• [Short problem]: Transcribe the following records without changes, starting at the line that contains "Patent image size: (790, 751)." and stopping after the line that contains "The vane 330 is at (365, 298).". Both of those lines are included.

= = = = = = =

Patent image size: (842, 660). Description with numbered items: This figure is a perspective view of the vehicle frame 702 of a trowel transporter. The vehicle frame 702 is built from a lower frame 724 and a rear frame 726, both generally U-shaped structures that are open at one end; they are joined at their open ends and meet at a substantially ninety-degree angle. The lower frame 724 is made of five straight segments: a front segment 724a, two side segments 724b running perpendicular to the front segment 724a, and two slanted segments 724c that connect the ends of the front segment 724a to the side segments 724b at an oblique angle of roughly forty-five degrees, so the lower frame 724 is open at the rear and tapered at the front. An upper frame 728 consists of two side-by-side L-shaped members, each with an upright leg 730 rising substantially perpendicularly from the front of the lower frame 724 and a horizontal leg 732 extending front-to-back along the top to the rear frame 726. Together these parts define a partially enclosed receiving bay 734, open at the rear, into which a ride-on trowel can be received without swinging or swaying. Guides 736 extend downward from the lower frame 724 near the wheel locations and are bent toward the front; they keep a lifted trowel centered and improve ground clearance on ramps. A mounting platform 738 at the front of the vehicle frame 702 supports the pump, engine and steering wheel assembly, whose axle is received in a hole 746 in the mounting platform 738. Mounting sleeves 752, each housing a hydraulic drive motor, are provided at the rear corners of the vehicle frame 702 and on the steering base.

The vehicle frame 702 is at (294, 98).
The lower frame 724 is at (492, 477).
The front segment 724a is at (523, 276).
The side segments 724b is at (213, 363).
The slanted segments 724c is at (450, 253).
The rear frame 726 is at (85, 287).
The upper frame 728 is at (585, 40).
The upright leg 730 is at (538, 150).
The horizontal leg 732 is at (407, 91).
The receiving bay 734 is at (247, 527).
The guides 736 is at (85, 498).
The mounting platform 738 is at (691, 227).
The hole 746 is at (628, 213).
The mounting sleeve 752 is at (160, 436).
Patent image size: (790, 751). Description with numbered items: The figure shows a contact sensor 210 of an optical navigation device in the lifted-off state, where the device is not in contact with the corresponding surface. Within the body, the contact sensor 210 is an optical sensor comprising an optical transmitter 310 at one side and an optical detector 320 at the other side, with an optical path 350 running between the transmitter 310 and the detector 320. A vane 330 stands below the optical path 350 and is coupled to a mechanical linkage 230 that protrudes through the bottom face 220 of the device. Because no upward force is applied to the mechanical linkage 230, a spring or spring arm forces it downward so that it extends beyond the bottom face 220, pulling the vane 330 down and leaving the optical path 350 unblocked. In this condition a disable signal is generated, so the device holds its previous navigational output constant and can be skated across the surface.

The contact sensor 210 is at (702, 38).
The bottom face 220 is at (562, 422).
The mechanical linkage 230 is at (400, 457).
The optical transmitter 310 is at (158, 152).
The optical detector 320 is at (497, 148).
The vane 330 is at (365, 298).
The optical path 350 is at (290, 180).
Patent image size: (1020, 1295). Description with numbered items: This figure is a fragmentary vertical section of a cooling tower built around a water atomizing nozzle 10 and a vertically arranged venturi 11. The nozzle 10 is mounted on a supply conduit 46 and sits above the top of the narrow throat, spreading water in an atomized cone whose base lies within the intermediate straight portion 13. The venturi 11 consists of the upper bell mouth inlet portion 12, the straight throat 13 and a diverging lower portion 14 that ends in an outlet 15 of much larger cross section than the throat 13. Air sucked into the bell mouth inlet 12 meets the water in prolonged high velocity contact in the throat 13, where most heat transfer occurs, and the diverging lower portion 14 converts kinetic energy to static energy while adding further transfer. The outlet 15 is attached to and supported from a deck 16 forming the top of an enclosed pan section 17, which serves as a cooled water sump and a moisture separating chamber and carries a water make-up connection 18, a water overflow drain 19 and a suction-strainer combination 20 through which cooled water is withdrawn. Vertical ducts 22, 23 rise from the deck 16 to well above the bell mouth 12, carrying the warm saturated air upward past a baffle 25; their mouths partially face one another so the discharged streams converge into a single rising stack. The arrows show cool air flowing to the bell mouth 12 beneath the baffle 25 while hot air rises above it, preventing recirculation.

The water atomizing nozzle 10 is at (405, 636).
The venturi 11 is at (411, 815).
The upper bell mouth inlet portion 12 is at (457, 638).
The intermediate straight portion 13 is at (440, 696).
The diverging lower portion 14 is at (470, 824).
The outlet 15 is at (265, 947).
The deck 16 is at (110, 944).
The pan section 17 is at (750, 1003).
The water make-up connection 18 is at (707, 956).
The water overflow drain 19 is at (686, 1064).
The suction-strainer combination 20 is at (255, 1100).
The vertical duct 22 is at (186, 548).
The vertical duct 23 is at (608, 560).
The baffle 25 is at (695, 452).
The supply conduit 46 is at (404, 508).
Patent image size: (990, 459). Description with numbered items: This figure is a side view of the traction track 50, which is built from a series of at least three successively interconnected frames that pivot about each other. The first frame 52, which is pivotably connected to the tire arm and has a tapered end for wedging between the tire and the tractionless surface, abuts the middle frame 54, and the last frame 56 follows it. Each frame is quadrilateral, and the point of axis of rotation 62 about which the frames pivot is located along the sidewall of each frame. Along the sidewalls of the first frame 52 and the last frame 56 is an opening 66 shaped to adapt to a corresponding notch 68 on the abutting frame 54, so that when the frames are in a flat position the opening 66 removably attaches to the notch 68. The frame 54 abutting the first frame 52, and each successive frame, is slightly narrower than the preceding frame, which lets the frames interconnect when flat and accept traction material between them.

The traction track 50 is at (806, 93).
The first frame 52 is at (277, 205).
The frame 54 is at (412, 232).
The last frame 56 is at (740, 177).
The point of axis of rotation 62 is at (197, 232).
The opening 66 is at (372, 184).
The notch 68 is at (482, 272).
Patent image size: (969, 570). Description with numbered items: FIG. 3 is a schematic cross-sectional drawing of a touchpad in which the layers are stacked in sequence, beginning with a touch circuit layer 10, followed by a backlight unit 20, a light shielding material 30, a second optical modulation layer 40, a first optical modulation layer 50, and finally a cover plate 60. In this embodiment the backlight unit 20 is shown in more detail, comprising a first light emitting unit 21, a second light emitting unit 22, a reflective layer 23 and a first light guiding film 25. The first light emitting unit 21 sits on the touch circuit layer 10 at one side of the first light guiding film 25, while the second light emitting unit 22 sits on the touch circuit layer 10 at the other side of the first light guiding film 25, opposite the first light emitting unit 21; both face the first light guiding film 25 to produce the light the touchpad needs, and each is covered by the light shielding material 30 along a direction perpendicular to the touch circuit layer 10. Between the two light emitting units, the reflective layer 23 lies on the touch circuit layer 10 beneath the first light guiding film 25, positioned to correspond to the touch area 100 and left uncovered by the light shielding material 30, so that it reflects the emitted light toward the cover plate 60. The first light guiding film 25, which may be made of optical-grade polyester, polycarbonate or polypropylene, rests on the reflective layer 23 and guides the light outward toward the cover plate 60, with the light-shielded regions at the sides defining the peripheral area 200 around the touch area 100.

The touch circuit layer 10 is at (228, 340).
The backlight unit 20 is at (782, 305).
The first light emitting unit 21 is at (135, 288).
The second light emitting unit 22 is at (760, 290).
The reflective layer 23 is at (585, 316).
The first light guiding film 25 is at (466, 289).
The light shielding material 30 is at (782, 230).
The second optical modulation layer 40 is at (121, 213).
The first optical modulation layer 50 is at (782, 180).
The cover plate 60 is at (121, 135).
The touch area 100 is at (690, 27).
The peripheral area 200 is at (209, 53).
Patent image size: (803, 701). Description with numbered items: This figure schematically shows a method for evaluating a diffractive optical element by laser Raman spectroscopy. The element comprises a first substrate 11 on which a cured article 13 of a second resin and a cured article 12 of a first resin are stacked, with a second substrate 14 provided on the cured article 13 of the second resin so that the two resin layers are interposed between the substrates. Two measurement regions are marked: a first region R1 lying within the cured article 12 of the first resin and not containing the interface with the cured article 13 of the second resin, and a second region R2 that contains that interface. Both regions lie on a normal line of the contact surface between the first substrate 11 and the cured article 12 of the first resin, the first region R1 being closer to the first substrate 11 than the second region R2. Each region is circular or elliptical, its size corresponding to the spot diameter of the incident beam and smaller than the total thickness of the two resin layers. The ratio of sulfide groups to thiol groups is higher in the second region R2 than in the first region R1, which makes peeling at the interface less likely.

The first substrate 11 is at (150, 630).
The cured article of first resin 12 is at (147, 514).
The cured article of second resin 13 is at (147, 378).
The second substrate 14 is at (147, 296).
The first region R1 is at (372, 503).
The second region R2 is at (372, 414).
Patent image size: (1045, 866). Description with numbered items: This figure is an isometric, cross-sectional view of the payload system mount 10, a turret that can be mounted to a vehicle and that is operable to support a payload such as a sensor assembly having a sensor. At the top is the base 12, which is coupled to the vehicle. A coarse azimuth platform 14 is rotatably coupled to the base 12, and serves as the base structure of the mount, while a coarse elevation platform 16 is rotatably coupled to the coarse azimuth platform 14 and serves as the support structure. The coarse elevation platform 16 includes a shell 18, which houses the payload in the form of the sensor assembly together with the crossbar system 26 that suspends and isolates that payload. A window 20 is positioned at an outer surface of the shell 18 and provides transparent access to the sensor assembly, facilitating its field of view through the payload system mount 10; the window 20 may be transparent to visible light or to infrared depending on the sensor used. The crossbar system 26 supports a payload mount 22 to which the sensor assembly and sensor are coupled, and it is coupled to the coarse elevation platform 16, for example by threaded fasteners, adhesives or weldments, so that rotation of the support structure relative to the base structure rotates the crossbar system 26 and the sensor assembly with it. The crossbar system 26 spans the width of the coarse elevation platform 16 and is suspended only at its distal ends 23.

= = = = = = =

• [Correct response]:
Patent image size: (790, 751). Description with numbered items: The figure shows a contact sensor 210 of an optical navigation device in the lifted-off state, where the device is not in contact with the corresponding surface. Within the body, the contact sensor 210 is an optical sensor comprising an optical transmitter 310 at one side and an optical detector 320 at the other side, with an optical path 350 running between the transmitter 310 and the detector 320. A vane 330 stands below the optical path 350 and is coupled to a mechanical linkage 230 that protrudes through the bottom face 220 of the device. Because no upward force is applied to the mechanical linkage 230, a spring or spring arm forces it downward so that it extends beyond the bottom face 220, pulling the vane 330 down and leaving the optical path 350 unblocked. In this condition a disable signal is generated, so the device holds its previous navigational output constant and can be skated across the surface.

The contact sensor 210 is at (702, 38).
The bottom face 220 is at (562, 422).
The mechanical linkage 230 is at (400, 457).
The optical transmitter 310 is at (158, 152).
The optical detector 320 is at (497, 148).
The vane 330 is at (365, 298).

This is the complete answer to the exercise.